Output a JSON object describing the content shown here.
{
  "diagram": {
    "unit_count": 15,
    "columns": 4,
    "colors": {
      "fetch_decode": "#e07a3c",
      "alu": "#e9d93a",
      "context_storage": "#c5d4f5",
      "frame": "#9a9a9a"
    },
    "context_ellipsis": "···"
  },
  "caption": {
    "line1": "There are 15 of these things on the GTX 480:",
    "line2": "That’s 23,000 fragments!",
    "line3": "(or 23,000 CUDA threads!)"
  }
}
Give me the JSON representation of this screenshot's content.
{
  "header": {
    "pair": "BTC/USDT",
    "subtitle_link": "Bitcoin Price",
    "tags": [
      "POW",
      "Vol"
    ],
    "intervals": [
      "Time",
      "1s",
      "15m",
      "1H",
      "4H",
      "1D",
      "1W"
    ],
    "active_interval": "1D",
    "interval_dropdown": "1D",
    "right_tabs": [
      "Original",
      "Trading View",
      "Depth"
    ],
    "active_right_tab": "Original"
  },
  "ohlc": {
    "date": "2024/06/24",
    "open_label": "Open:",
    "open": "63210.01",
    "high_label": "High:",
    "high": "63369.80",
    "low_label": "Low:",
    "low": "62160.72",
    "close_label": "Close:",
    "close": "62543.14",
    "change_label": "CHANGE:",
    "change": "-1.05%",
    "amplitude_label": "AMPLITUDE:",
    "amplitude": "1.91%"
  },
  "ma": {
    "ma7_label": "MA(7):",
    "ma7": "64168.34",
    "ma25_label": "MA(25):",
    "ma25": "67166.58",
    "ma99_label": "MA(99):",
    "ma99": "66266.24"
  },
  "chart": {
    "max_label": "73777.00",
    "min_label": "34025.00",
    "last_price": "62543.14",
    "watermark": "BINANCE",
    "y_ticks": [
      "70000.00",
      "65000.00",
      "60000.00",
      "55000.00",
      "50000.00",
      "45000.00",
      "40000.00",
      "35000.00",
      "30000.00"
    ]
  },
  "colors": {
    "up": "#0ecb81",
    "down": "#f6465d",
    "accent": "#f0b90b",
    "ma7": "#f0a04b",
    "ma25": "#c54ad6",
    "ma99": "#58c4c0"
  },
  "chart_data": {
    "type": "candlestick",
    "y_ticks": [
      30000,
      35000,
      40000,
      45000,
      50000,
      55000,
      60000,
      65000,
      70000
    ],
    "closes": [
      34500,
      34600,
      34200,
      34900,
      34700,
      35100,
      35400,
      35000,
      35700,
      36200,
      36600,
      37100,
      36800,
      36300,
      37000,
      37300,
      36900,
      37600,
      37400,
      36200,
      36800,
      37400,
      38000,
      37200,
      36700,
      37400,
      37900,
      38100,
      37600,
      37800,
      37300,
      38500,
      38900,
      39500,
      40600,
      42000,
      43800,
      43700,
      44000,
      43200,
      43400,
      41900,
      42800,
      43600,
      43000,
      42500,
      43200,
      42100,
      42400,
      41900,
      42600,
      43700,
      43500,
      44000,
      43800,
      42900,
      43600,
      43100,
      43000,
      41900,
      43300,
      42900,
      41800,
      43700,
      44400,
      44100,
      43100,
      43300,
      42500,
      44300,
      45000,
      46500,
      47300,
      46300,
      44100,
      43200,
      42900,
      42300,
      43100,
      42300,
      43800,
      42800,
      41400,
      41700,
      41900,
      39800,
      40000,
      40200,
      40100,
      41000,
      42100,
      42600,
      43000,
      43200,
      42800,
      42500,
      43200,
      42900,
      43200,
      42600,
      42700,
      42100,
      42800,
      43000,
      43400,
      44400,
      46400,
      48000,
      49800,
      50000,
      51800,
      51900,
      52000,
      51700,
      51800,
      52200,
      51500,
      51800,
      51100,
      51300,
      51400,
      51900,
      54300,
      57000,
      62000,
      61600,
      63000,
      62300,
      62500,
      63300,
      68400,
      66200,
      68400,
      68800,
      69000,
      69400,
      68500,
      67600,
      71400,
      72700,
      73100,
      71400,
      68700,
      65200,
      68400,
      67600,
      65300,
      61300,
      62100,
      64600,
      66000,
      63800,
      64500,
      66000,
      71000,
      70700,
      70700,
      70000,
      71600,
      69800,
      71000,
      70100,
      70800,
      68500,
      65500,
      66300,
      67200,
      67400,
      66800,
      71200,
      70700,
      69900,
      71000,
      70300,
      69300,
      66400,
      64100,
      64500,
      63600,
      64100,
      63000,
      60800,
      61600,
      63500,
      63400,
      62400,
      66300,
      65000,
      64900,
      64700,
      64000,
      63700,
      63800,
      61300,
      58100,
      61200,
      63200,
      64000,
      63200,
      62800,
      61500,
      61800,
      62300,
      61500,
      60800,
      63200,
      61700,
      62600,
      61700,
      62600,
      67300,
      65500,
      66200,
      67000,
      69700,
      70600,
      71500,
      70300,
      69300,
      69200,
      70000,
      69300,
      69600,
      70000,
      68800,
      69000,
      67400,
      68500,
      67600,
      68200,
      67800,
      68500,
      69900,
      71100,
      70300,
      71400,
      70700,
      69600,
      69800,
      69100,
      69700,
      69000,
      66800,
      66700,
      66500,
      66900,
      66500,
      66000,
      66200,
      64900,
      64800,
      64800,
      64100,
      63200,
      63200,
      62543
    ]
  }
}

### Given exercise
Quote every record above exactly.

### Output of the exercise
Output a JSON object describing the content shown here.
{
  "diagram": {
    "unit_count": 15,
    "columns": 4,
    "colors": {
      "fetch_decode": "#e07a3c",
      "alu": "#e9d93a",
      "context_storage": "#c5d4f5",
      "frame": "#9a9a9a"
    },
    "context_ellipsis": "···"
  },
  "caption": {
    "line1": "There are 15 of these things on the GTX 480:",
    "line2": "That’s 23,000 fragments!",
    "line3": "(or 23,000 CUDA threads!)"
  }
}
Give me the JSON representation of this screenshot's content.
{
  "header": {
    "pair": "BTC/USDT",
    "subtitle_link": "Bitcoin Price",
    "tags": [
      "POW",
      "Vol"
    ],
    "intervals": [
      "Time",
      "1s",
      "15m",
      "1H",
      "4H",
      "1D",
      "1W"
    ],
    "active_interval": "1D",
    "interval_dropdown": "1D",
    "right_tabs": [
      "Original",
      "Trading View",
      "Depth"
    ],
    "active_right_tab": "Original"
  },
  "ohlc": {
    "date": "2024/06/24",
    "open_label": "Open:",
    "open": "63210.01",
    "high_label": "High:",
    "high": "63369.80",
    "low_label": "Low:",
    "low": "62160.72",
    "close_label": "Close:",
    "close": "62543.14",
    "change_label": "CHANGE:",
    "change": "-1.05%",
    "amplitude_label": "AMPLITUDE:",
    "amplitude": "1.91%"
  },
  "ma": {
    "ma7_label": "MA(7):",
    "ma7": "64168.34",
    "ma25_label": "MA(25):",
    "ma25": "67166.58",
    "ma99_label": "MA(99):",
    "ma99": "66266.24"
  },
  "chart": {
    "max_label": "73777.00",
    "min_label": "34025.00",
    "last_price": "62543.14",
    "watermark": "BINANCE",
    "y_ticks": [
      "70000.00",
      "65000.00",
      "60000.00",
      "55000.00",
      "50000.00",
      "45000.00",
      "40000.00",
      "35000.00",
      "30000.00"
    ]
  },
  "colors": {
    "up": "#0ecb81",
    "down": "#f6465d",
    "accent": "#f0b90b",
    "ma7": "#f0a04b",
    "ma25": "#c54ad6",
    "ma99": "#58c4c0"
  },
  "chart_data": {
    "type": "candlestick",
    "y_ticks": [
      30000,
      35000,
      40000,
      45000,
      50000,
      55000,
      60000,
      65000,
      70000
    ],
    "closes": [
      34500,
      34600,
      34200,
      34900,
      34700,
      35100,
      35400,
      35000,
      35700,
      36200,
      36600,
      37100,
      36800,
      36300,
      37000,
      37300,
      36900,
      37600,
      37400,
      36200,
      36800,
      37400,
      38000,
      37200,
      36700,
      37400,
      37900,
      38100,
      37600,
      37800,
      37300,
      38500,
      38900,
      39500,
      40600,
      42000,
      43800,
      43700,
      44000,
      43200,
      43400,
      41900,
      42800,
      43600,
      43000,
      42500,
      43200,
      42100,
      42400,
      41900,
      42600,
      43700,
      43500,
      44000,
      43800,
      42900,
      43600,
      43100,
      43000,
      41900,
      43300,
      42900,
      41800,
      43700,
      44400,
      44100,
      43100,
      43300,
      42500,
      44300,
      45000,
      46500,
      47300,
      46300,
      44100,
      43200,
      42900,
      42300,
      43100,
      42300,
      43800,
      42800,
      41400,
      41700,
      41900,
      39800,
      40000,
      40200,
      40100,
      41000,
      42100,
      42600,
      43000,
      43200,
      42800,
      42500,
      43200,
      42900,
      43200,
      42600,
      42700,
      42100,
      42800,
      43000,
      43400,
      44400,
      46400,
      48000,
      49800,
      50000,
      51800,
      51900,
      52000,
      51700,
      51800,
      52200,
      51500,
      51800,
      51100,
      51300,
      51400,
      51900,
      54300,
      57000,
      62000,
      61600,
      63000,
      62300,
      62500,
      63300,
      68400,
      66200,
      68400,
      68800,
      69000,
      69400,
      68500,
      67600,
      71400,
      72700,
      73100,
      71400,
      68700,
      65200,
      68400,
      67600,
      65300,
      61300,
      62100,
      64600,
      66000,
      63800,
      64500,
      66000,
      71000,
      70700,
      70700,
      70000,
      71600,
      69800,
      71000,
      70100,
      70800,
      68500,
      65500,
      66300,
      67200,
      67400,
      66800,
      71200,
      70700,
      69900,
      71000,
      70300,
      69300,
      66400,
      64100,
      64500,
      63600,
      64100,
      63000,
      60800,
      61600,
      63500,
      63400,
      62400,
      66300,
      65000,
      64900,
      64700,
      64000,
      63700,
      63800,
      61300,
      58100,
      61200,
      63200,
      64000,
      63200,
      62800,
      61500,
      61800,
      62300,
      61500,
      60800,
      63200,
      61700,
      62600,
      61700,
      62600,
      67300,
      65500,
      66200,
      67000,
      69700,
      70600,
      71500,
      70300,
      69300,
      69200,
      70000,
      69300,
      69600,
      70000,
      68800,
      69000,
      67400,
      68500,
      67600,
      68200,
      67800,
      68500,
      69900,
      71100,
      70300,
      71400,
      70700,
      69600,
      69800,
      69100,
      69700,
      69000,
      66800,
      66700,
      66500,
      66900,
      66500,
      66000,
      66200,
      64900,
      64800,
      64800,
      64100,
      63200,
      63200,
      62543
    ]
  }
}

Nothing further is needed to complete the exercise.